:: WRITTEN REQUEST ::
Output the records exactly. Include every line.

☆ ☆ ☆ ☆ ☆

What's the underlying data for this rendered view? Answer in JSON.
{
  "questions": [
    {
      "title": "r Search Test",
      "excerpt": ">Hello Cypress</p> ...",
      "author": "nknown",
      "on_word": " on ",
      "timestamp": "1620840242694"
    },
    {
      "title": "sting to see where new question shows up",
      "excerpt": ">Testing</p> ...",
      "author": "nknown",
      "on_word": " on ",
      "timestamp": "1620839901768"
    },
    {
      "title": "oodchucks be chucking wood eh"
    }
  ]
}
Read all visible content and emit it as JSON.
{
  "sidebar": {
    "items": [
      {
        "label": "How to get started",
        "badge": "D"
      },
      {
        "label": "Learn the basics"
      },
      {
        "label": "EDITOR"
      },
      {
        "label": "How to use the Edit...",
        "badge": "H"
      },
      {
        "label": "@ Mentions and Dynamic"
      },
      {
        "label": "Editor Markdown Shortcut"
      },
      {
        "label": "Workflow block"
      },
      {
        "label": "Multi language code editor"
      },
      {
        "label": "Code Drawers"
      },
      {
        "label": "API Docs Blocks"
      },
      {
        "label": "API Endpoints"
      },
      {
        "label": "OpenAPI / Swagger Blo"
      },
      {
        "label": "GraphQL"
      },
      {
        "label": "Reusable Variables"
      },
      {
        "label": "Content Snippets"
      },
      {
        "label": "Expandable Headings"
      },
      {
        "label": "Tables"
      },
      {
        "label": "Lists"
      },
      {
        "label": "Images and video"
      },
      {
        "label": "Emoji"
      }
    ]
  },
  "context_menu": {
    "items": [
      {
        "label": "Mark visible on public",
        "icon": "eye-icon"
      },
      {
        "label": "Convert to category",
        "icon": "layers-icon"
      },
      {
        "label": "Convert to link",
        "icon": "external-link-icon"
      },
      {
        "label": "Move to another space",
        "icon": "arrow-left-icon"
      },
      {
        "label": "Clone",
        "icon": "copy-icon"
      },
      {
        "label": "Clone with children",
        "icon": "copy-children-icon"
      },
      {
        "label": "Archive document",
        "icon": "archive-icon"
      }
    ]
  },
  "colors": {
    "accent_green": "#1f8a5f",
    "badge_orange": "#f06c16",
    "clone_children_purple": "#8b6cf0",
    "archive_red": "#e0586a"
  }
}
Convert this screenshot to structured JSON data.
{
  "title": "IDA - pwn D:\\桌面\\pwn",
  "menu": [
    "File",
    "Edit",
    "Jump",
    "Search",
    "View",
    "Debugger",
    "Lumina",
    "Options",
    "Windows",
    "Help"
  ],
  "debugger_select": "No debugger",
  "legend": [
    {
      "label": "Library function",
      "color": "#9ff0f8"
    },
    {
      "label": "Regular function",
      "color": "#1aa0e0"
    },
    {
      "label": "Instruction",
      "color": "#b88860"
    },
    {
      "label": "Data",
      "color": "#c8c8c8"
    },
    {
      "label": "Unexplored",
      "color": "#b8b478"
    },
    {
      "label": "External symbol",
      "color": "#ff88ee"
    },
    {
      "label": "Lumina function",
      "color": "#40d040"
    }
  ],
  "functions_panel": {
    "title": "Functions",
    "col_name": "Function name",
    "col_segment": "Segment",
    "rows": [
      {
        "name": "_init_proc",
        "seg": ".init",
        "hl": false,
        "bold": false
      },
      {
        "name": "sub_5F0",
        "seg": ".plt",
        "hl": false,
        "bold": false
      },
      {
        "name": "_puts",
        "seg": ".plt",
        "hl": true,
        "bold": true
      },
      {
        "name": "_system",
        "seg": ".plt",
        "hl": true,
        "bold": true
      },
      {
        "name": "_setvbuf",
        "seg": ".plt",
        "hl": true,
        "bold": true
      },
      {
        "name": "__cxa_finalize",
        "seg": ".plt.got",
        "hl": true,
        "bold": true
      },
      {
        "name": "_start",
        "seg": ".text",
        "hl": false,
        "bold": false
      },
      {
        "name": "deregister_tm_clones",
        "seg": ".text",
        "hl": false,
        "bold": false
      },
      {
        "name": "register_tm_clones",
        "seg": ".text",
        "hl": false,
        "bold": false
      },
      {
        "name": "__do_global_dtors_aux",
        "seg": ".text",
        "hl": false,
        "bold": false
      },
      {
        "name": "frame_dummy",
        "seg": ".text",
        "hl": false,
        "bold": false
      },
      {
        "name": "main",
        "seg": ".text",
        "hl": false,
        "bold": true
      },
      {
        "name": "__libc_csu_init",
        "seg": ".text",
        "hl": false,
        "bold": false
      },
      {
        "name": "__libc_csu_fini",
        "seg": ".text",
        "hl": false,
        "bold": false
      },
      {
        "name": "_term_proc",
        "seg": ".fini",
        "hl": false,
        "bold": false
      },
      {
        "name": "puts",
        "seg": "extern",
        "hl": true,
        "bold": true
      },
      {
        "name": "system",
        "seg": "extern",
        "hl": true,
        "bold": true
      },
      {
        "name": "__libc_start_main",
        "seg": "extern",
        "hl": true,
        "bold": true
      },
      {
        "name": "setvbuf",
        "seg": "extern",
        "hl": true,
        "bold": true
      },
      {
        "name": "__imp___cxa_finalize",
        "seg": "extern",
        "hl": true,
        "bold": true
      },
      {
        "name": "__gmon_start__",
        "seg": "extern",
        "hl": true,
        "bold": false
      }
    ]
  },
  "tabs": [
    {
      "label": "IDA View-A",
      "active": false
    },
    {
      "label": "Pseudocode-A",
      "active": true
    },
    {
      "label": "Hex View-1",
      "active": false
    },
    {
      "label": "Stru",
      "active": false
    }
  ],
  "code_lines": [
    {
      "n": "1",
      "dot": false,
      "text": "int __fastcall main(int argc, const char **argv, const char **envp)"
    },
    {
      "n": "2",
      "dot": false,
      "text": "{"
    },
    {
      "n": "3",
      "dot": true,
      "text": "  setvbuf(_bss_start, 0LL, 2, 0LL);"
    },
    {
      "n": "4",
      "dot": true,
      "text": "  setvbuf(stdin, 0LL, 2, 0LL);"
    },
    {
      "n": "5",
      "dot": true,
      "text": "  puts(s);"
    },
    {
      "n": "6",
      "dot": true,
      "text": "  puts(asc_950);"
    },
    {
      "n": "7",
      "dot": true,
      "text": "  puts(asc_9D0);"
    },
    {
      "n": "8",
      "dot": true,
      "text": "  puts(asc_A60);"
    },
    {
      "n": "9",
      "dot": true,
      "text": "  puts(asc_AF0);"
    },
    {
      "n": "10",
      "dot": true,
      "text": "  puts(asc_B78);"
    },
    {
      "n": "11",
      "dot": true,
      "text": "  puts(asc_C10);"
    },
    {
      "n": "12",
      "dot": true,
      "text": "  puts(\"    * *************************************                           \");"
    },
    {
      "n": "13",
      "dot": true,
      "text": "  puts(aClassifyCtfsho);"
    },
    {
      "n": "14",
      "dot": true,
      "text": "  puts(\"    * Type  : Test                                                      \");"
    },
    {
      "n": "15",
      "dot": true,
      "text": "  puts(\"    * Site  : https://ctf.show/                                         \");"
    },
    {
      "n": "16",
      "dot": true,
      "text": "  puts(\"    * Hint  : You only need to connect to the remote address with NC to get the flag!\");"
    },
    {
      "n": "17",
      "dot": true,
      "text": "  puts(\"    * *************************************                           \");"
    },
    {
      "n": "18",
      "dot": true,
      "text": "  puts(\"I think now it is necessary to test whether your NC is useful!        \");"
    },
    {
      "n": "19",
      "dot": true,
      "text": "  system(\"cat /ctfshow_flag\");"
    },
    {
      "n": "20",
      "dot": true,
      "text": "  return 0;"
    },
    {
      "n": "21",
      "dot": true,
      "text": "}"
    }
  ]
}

☆ ☆ ☆ ☆ ☆

:: ANSWER FOR THE TASK ::
What's the underlying data for this rendered view? Answer in JSON.
{
  "questions": [
    {
      "title": "r Search Test",
      "excerpt": ">Hello Cypress</p> ...",
      "author": "nknown",
      "on_word": " on ",
      "timestamp": "1620840242694"
    },
    {
      "title": "sting to see where new question shows up",
      "excerpt": ">Testing</p> ...",
      "author": "nknown",
      "on_word": " on ",
      "timestamp": "1620839901768"
    },
    {
      "title": "oodchucks be chucking wood eh"
    }
  ]
}
Read all visible content and emit it as JSON.
{
  "sidebar": {
    "items": [
      {
        "label": "How to get started",
        "badge": "D"
      },
      {
        "label": "Learn the basics"
      },
      {
        "label": "EDITOR"
      },
      {
        "label": "How to use the Edit...",
        "badge": "H"
      },
      {
        "label": "@ Mentions and Dynamic"
      },
      {
        "label": "Editor Markdown Shortcut"
      },
      {
        "label": "Workflow block"
      },
      {
        "label": "Multi language code editor"
      },
      {
        "label": "Code Drawers"
      },
      {
        "label": "API Docs Blocks"
      },
      {
        "label": "API Endpoints"
      },
      {
        "label": "OpenAPI / Swagger Blo"
      },
      {
        "label": "GraphQL"
      },
      {
        "label": "Reusable Variables"
      },
      {
        "label": "Content Snippets"
      },
      {
        "label": "Expandable Headings"
      },
      {
        "label": "Tables"
      },
      {
        "label": "Lists"
      },
      {
        "label": "Images and video"
      },
      {
        "label": "Emoji"
      }
    ]
  },
  "context_menu": {
    "items": [
      {
        "label": "Mark visible on public",
        "icon": "eye-icon"
      },
      {
        "label": "Convert to category",
        "icon": "layers-icon"
      },
      {
        "label": "Convert to link",
        "icon": "external-link-icon"
      },
      {
        "label": "Move to another space",
        "icon": "arrow-left-icon"
      },
      {
        "label": "Clone",
        "icon": "copy-icon"
      },
      {
        "label": "Clone with children",
        "icon": "copy-children-icon"
      },
      {
        "label": "Archive document",
        "icon": "archive-icon"
      }
    ]
  },
  "colors": {
    "accent_green": "#1f8a5f",
    "badge_orange": "#f06c16",
    "clone_children_purple": "#8b6cf0",
    "archive_red": "#e0586a"
  }
}
Convert this screenshot to structured JSON data.
{
  "title": "IDA - pwn D:\\桌面\\pwn",
  "menu": [
    "File",
    "Edit",
    "Jump",
    "Search",
    "View",
    "Debugger",
    "Lumina",
    "Options",
    "Windows",
    "Help"
  ],
  "debugger_select": "No debugger",
  "legend": [
    {
      "label": "Library function",
      "color": "#9ff0f8"
    },
    {
      "label": "Regular function",
      "color": "#1aa0e0"
    },
    {
      "label": "Instruction",
      "color": "#b88860"
    },
    {
      "label": "Data",
      "color": "#c8c8c8"
    },
    {
      "label": "Unexplored",
      "color": "#b8b478"
    },
    {
      "label": "External symbol",
      "color": "#ff88ee"
    },
    {
      "label": "Lumina function",
      "color": "#40d040"
    }
  ],
  "functions_panel": {
    "title": "Functions",
    "col_name": "Function name",
    "col_segment": "Segment",
    "rows": [
      {
        "name": "_init_proc",
        "seg": ".init",
        "hl": false,
        "bold": false
      },
      {
        "name": "sub_5F0",
        "seg": ".plt",
        "hl": false,
        "bold": false
      },
      {
        "name": "_puts",
        "seg": ".plt",
        "hl": true,
        "bold": true
      },
      {
        "name": "_system",
        "seg": ".plt",
        "hl": true,
        "bold": true
      },
      {
        "name": "_setvbuf",
        "seg": ".plt",
        "hl": true,
        "bold": true
      },
      {
        "name": "__cxa_finalize",
        "seg": ".plt.got",
        "hl": true,
        "bold": true
      },
      {
        "name": "_start",
        "seg": ".text",
        "hl": false,
        "bold": false
      },
      {
        "name": "deregister_tm_clones",
        "seg": ".text",
        "hl": false,
        "bold": false
      },
      {
        "name": "register_tm_clones",
        "seg": ".text",
        "hl": false,
        "bold": false
      },
      {
        "name": "__do_global_dtors_aux",
        "seg": ".text",
        "hl": false,
        "bold": false
      },
      {
        "name": "frame_dummy",
        "seg": ".text",
        "hl": false,
        "bold": false
      },
      {
        "name": "main",
        "seg": ".text",
        "hl": false,
        "bold": true
      },
      {
        "name": "__libc_csu_init",
        "seg": ".text",
        "hl": false,
        "bold": false
      },
      {
        "name": "__libc_csu_fini",
        "seg": ".text",
        "hl": false,
        "bold": false
      },
      {
        "name": "_term_proc",
        "seg": ".fini",
        "hl": false,
        "bold": false
      },
      {
        "name": "puts",
        "seg": "extern",
        "hl": true,
        "bold": true
      },
      {
        "name": "system",
        "seg": "extern",
        "hl": true,
        "bold": true
      },
      {
        "name": "__libc_start_main",
        "seg": "extern",
        "hl": true,
        "bold": true
      },
      {
        "name": "setvbuf",
        "seg": "extern",
        "hl": true,
        "bold": true
      },
      {
        "name": "__imp___cxa_finalize",
        "seg": "extern",
        "hl": true,
        "bold": true
      },
      {
        "name": "__gmon_start__",
        "seg": "extern",
        "hl": true,
        "bold": false
      }
    ]
  },
  "tabs": [
    {
      "label": "IDA View-A",
      "active": false
    },
    {
      "label": "Pseudocode-A",
      "active": true
    },
    {
      "label": "Hex View-1",
      "active": false
    },
    {
      "label": "Stru",
      "active": false
    }
  ],
  "code_lines": [
    {
      "n": "1",
      "dot": false,
      "text": "int __fastcall main(int argc, const char **argv, const char **envp)"
    },
    {
      "n": "2",
      "dot": false,
      "text": "{"
    },
    {
      "n": "3",
      "dot": true,
      "text": "  setvbuf(_bss_start, 0LL, 2, 0LL);"
    },
    {
      "n": "4",
      "dot": true,
      "text": "  setvbuf(stdin, 0LL, 2, 0LL);"
    },
    {
      "n": "5",
      "dot": true,
      "text": "  puts(s);"
    },
    {
      "n": "6",
      "dot": true,
      "text": "  puts(asc_950);"
    },
    {
      "n": "7",
      "dot": true,
      "text": "  puts(asc_9D0);"
    },
    {
      "n": "8",
      "dot": true,
      "text": "  puts(asc_A60);"
    },
    {
      "n": "9",
      "dot": true,
      "text": "  puts(asc_AF0);"
    },
    {
      "n": "10",
      "dot": true,
      "text": "  puts(asc_B78);"
    },
    {
      "n": "11",
      "dot": true,
      "text": "  puts(asc_C10);"
    },
    {
      "n": "12",
      "dot": true,
      "text": "  puts(\"    * *************************************                           \");"
    },
    {
      "n": "13",
      "dot": true,
      "text": "  puts(aClassifyCtfsho);"
    },
    {
      "n": "14",
      "dot": true,
      "text": "  puts(\"    * Type  : Test                                                      \");"
    },
    {
      "n": "15",
      "dot": true,
      "text": "  puts(\"    * Site  : https://ctf.show/                                         \");"
    },
    {
      "n": "16",
      "dot": true,
      "text": "  puts(\"    * Hint  : You only need to connect to the remote address with NC to get the flag!\");"
    },
    {
      "n": "17",
      "dot": true,
      "text": "  puts(\"    * *************************************                           \");"
    },
    {
      "n": "18",
      "dot": true,
      "text": "  puts(\"I think now it is necessary to test whether your NC is useful!        \");"
    },
    {
      "n": "19",
      "dot": true,
      "text": "  system(\"cat /ctfshow_flag\");"
    },
    {
      "n": "20",
      "dot": true,
      "text": "  return 0;"
    },
    {
      "n": "21",
      "dot": true,
      "text": "}"
    }
  ]
}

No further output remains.